= What to work on =
All lines featuring the string "Temperature" are to be listed.

*** Recorded data ***

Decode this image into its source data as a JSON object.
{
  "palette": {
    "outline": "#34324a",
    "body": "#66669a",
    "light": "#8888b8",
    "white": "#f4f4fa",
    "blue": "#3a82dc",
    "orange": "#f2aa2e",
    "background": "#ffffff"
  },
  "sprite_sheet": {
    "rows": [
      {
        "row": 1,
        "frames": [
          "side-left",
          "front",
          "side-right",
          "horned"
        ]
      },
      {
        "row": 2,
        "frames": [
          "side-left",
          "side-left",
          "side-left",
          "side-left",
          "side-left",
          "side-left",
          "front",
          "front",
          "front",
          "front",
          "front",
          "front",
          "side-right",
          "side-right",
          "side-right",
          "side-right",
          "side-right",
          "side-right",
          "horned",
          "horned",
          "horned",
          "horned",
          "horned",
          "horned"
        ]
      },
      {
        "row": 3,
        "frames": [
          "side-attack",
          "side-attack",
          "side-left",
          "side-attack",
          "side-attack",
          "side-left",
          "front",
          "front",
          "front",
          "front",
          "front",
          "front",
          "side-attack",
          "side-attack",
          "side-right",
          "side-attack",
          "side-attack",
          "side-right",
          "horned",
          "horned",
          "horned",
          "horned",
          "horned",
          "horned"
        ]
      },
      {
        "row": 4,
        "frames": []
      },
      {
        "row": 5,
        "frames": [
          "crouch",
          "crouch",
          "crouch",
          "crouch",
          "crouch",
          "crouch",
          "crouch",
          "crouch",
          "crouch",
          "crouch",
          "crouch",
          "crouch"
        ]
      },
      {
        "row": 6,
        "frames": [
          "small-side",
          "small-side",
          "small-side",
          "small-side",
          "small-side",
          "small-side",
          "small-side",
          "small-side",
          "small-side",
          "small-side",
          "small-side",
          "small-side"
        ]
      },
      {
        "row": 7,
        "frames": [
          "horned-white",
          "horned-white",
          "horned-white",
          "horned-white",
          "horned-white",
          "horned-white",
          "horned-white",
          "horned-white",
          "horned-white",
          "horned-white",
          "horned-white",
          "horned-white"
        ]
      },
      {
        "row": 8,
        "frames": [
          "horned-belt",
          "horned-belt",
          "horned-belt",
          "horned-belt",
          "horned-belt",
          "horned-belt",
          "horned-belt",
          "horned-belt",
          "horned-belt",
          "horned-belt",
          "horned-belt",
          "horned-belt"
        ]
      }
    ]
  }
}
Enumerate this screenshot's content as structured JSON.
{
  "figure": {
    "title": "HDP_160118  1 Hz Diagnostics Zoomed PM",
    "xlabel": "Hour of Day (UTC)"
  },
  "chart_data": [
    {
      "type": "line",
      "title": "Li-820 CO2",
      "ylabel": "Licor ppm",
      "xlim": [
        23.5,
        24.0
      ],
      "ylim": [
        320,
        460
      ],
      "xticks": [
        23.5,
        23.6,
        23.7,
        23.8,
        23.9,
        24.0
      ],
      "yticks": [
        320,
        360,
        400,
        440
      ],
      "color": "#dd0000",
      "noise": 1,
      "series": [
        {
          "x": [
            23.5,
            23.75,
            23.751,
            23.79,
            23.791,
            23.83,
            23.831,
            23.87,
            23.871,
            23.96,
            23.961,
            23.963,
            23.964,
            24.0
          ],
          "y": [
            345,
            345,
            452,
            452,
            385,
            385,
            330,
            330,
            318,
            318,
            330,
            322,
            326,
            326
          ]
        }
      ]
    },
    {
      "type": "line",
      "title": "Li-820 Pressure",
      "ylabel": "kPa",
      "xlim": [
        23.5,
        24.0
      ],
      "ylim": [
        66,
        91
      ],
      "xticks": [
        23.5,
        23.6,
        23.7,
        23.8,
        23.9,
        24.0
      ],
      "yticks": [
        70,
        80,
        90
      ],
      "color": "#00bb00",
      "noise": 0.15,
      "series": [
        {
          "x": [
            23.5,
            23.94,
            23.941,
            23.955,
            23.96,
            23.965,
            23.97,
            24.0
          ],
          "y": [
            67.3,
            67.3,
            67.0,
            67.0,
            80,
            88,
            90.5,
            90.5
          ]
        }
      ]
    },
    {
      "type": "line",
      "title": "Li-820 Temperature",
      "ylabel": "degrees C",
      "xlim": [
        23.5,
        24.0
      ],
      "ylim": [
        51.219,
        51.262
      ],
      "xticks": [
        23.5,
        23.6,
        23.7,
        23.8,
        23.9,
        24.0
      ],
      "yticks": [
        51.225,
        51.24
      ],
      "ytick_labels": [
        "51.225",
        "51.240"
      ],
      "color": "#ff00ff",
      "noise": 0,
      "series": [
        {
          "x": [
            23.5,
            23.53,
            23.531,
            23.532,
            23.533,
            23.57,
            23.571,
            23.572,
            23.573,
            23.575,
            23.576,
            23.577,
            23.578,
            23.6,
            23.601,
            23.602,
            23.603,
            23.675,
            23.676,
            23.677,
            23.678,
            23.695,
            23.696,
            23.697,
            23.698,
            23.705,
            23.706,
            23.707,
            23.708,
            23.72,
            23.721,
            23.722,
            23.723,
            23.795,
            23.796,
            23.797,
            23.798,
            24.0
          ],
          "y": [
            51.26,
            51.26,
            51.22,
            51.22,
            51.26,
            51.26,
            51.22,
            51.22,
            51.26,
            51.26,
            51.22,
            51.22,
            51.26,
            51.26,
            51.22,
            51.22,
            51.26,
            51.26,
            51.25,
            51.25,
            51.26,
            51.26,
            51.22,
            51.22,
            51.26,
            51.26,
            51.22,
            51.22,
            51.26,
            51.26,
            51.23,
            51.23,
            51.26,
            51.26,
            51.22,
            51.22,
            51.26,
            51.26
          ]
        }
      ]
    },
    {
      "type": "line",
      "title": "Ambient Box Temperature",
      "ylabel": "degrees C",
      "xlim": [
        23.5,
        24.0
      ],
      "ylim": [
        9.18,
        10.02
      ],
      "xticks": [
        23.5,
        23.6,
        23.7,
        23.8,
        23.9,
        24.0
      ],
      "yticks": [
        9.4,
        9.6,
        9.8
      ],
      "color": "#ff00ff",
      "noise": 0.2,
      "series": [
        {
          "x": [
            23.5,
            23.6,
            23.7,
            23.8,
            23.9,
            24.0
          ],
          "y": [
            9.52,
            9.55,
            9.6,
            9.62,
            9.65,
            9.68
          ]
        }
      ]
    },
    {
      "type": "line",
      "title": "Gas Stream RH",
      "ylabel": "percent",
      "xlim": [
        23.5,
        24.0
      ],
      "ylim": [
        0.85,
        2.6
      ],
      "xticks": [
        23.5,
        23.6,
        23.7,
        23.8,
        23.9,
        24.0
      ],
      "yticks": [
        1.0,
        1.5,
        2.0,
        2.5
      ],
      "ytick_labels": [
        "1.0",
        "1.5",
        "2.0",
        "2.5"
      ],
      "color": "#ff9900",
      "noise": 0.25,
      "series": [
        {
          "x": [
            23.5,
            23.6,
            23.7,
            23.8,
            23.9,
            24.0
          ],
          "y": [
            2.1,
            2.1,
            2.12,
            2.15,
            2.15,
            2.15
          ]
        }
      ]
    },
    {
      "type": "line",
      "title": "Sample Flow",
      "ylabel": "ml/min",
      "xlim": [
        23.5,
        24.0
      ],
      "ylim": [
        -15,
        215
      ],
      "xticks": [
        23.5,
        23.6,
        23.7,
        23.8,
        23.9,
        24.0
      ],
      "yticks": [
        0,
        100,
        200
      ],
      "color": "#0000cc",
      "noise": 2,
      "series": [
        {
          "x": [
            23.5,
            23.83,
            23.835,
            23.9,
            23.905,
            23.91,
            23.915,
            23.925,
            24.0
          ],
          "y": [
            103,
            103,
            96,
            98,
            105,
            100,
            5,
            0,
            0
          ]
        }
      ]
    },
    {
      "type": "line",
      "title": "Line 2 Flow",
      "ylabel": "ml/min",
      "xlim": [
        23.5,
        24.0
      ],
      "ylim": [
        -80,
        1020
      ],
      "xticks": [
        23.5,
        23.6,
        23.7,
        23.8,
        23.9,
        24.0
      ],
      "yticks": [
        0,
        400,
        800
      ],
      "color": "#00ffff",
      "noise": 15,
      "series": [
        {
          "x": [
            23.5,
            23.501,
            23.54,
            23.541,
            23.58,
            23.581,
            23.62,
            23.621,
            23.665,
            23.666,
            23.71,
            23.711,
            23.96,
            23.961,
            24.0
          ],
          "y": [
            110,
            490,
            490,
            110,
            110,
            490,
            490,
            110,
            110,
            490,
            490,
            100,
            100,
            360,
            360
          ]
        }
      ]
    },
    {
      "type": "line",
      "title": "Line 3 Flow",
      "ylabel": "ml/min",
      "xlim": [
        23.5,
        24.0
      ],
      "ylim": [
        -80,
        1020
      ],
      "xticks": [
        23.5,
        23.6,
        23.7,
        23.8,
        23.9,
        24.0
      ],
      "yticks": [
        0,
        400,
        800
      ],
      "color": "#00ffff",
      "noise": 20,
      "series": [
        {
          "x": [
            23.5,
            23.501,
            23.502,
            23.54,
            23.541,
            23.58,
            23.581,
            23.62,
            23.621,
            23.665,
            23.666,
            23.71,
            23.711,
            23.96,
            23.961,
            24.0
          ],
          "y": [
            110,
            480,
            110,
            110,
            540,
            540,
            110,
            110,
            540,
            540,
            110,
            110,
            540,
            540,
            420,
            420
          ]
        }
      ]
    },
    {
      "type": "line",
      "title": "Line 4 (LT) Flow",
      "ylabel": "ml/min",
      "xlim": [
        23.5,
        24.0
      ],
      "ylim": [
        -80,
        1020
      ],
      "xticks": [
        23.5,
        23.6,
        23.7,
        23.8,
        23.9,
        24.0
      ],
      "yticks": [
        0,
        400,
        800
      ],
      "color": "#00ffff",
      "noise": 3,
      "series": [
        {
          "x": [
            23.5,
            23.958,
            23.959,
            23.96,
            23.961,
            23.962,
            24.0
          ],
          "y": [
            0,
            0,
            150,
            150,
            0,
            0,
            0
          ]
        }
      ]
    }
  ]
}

***

= Result for this task =
      "title": "Li-820 Temperature",
      "title": "Ambient Box Temperature",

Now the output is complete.